Set problem — Reproduce all of the data below without alteration; exclude every picture.

Material —
※ ※ ※
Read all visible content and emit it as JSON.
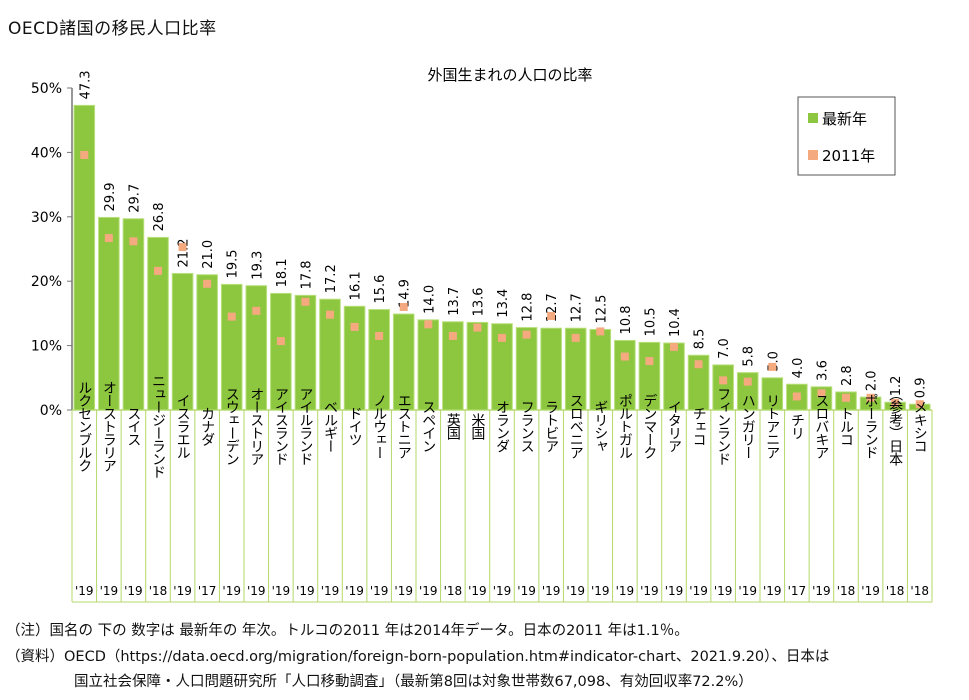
{
  "page_title": "OECD諸国の移民人口比率",
  "chart_data": {
    "type": "bar",
    "title": "外国生まれの人口の比率",
    "xlabel": "",
    "ylabel": "",
    "ylim": [
      0,
      50
    ],
    "yticks": [
      "0%",
      "10%",
      "20%",
      "30%",
      "40%",
      "50%"
    ],
    "legend": {
      "placement": "top-right",
      "entries": [
        "最新年",
        "2011年"
      ]
    },
    "colors": {
      "latest": "#8DC63F",
      "y2011": "#F4A97F"
    },
    "categories": [
      "ルクセンブルク",
      "オーストラリア",
      "スイス",
      "ニュージーランド",
      "イスラエル",
      "カナダ",
      "スウェーデン",
      "オーストリア",
      "アイスランド",
      "アイルランド",
      "ベルギー",
      "ドイツ",
      "ノルウェー",
      "エストニア",
      "スペイン",
      "英国",
      "米国",
      "オランダ",
      "フランス",
      "ラトビア",
      "スロベニア",
      "ギリシャ",
      "ポルトガル",
      "デンマーク",
      "イタリア",
      "チェコ",
      "フィンランド",
      "ハンガリー",
      "リトアニア",
      "チリ",
      "スロバキア",
      "トルコ",
      "ポーランド",
      "（参考）日本",
      "メキシコ"
    ],
    "years": [
      "'19",
      "'19",
      "'19",
      "'18",
      "'19",
      "'17",
      "'19",
      "'19",
      "'19",
      "'19",
      "'19",
      "'19",
      "'19",
      "'19",
      "'19",
      "'18",
      "'19",
      "'19",
      "'19",
      "'19",
      "'19",
      "'19",
      "'19",
      "'19",
      "'19",
      "'19",
      "'19",
      "'19",
      "'19",
      "'17",
      "'19",
      "'18",
      "'19",
      "'18",
      "'18"
    ],
    "series": [
      {
        "name": "最新年",
        "values": [
          47.3,
          29.9,
          29.7,
          26.8,
          21.2,
          21.0,
          19.5,
          19.3,
          18.1,
          17.8,
          17.2,
          16.1,
          15.6,
          14.9,
          14.0,
          13.7,
          13.6,
          13.4,
          12.8,
          12.7,
          12.7,
          12.5,
          10.8,
          10.5,
          10.4,
          8.5,
          7.0,
          5.8,
          5.0,
          4.0,
          3.6,
          2.8,
          2.0,
          1.2,
          0.9
        ],
        "labels": [
          "47.3",
          "29.9",
          "29.7",
          "26.8",
          "21.2",
          "21.0",
          "19.5",
          "19.3",
          "18.1",
          "17.8",
          "17.2",
          "16.1",
          "15.6",
          "14.9",
          "14.0",
          "13.7",
          "13.6",
          "13.4",
          "12.8",
          "12.7",
          "12.7",
          "12.5",
          "10.8",
          "10.5",
          "10.4",
          "8.5",
          "7.0",
          "5.8",
          "5.0",
          "4.0",
          "3.6",
          "2.8",
          "2.0",
          "1.2",
          "0.9"
        ]
      },
      {
        "name": "2011年",
        "values": [
          39.6,
          26.7,
          26.2,
          21.6,
          25.3,
          19.6,
          14.5,
          15.4,
          10.7,
          16.8,
          14.8,
          12.9,
          11.5,
          16.0,
          13.3,
          11.5,
          12.8,
          11.2,
          11.7,
          14.6,
          11.2,
          12.2,
          8.3,
          7.6,
          9.8,
          7.1,
          4.6,
          4.4,
          6.7,
          2.1,
          2.6,
          1.9,
          1.9,
          1.1,
          0.9
        ]
      }
    ]
  },
  "notes": [
    "（注）国名の 下の 数字は 最新年の 年次。トルコの2011 年は2014年データ。日本の2011 年は1.1％。",
    "（資料）OECD（https://data.oecd.org/migration/foreign-born-population.htm#indicator-chart、2021.9.20）、日本は",
    "国立社会保障・人口問題研究所「人口移動調査」（最新第8回は対象世帯数67,098、有効回収率72.2%）"
  ]
}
※ ※ ※
Reply to the task —
Read all visible content and emit it as JSON.
{
  "page_title": "OECD諸国の移民人口比率",
  "chart_data": {
    "type": "bar",
    "title": "外国生まれの人口の比率",
    "xlabel": "",
    "ylabel": "",
    "ylim": [
      0,
      50
    ],
    "yticks": [
      "0%",
      "10%",
      "20%",
      "30%",
      "40%",
      "50%"
    ],
    "legend": {
      "placement": "top-right",
      "entries": [
        "最新年",
        "2011年"
      ]
    },
    "colors": {
      "latest": "#8DC63F",
      "y2011": "#F4A97F"
    },
    "categories": [
      "ルクセンブルク",
      "オーストラリア",
      "スイス",
      "ニュージーランド",
      "イスラエル",
      "カナダ",
      "スウェーデン",
      "オーストリア",
      "アイスランド",
      "アイルランド",
      "ベルギー",
      "ドイツ",
      "ノルウェー",
      "エストニア",
      "スペイン",
      "英国",
      "米国",
      "オランダ",
      "フランス",
      "ラトビア",
      "スロベニア",
      "ギリシャ",
      "ポルトガル",
      "デンマーク",
      "イタリア",
      "チェコ",
      "フィンランド",
      "ハンガリー",
      "リトアニア",
      "チリ",
      "スロバキア",
      "トルコ",
      "ポーランド",
      "（参考）日本",
      "メキシコ"
    ],
    "years": [
      "'19",
      "'19",
      "'19",
      "'18",
      "'19",
      "'17",
      "'19",
      "'19",
      "'19",
      "'19",
      "'19",
      "'19",
      "'19",
      "'19",
      "'19",
      "'18",
      "'19",
      "'19",
      "'19",
      "'19",
      "'19",
      "'19",
      "'19",
      "'19",
      "'19",
      "'19",
      "'19",
      "'19",
      "'19",
      "'17",
      "'19",
      "'18",
      "'19",
      "'18",
      "'18"
    ],
    "series": [
      {
        "name": "最新年",
        "values": [
          47.3,
          29.9,
          29.7,
          26.8,
          21.2,
          21.0,
          19.5,
          19.3,
          18.1,
          17.8,
          17.2,
          16.1,
          15.6,
          14.9,
          14.0,
          13.7,
          13.6,
          13.4,
          12.8,
          12.7,
          12.7,
          12.5,
          10.8,
          10.5,
          10.4,
          8.5,
          7.0,
          5.8,
          5.0,
          4.0,
          3.6,
          2.8,
          2.0,
          1.2,
          0.9
        ],
        "labels": [
          "47.3",
          "29.9",
          "29.7",
          "26.8",
          "21.2",
          "21.0",
          "19.5",
          "19.3",
          "18.1",
          "17.8",
          "17.2",
          "16.1",
          "15.6",
          "14.9",
          "14.0",
          "13.7",
          "13.6",
          "13.4",
          "12.8",
          "12.7",
          "12.7",
          "12.5",
          "10.8",
          "10.5",
          "10.4",
          "8.5",
          "7.0",
          "5.8",
          "5.0",
          "4.0",
          "3.6",
          "2.8",
          "2.0",
          "1.2",
          "0.9"
        ]
      },
      {
        "name": "2011年",
        "values": [
          39.6,
          26.7,
          26.2,
          21.6,
          25.3,
          19.6,
          14.5,
          15.4,
          10.7,
          16.8,
          14.8,
          12.9,
          11.5,
          16.0,
          13.3,
          11.5,
          12.8,
          11.2,
          11.7,
          14.6,
          11.2,
          12.2,
          8.3,
          7.6,
          9.8,
          7.1,
          4.6,
          4.4,
          6.7,
          2.1,
          2.6,
          1.9,
          1.9,
          1.1,
          0.9
        ]
      }
    ]
  },
  "notes": [
    "（注）国名の 下の 数字は 最新年の 年次。トルコの2011 年は2014年データ。日本の2011 年は1.1％。",
    "（資料）OECD（https://data.oecd.org/migration/foreign-born-population.htm#indicator-chart、2021.9.20）、日本は",
    "国立社会保障・人口問題研究所「人口移動調査」（最新第8回は対象世帯数67,098、有効回収率72.2%）"
  ]
}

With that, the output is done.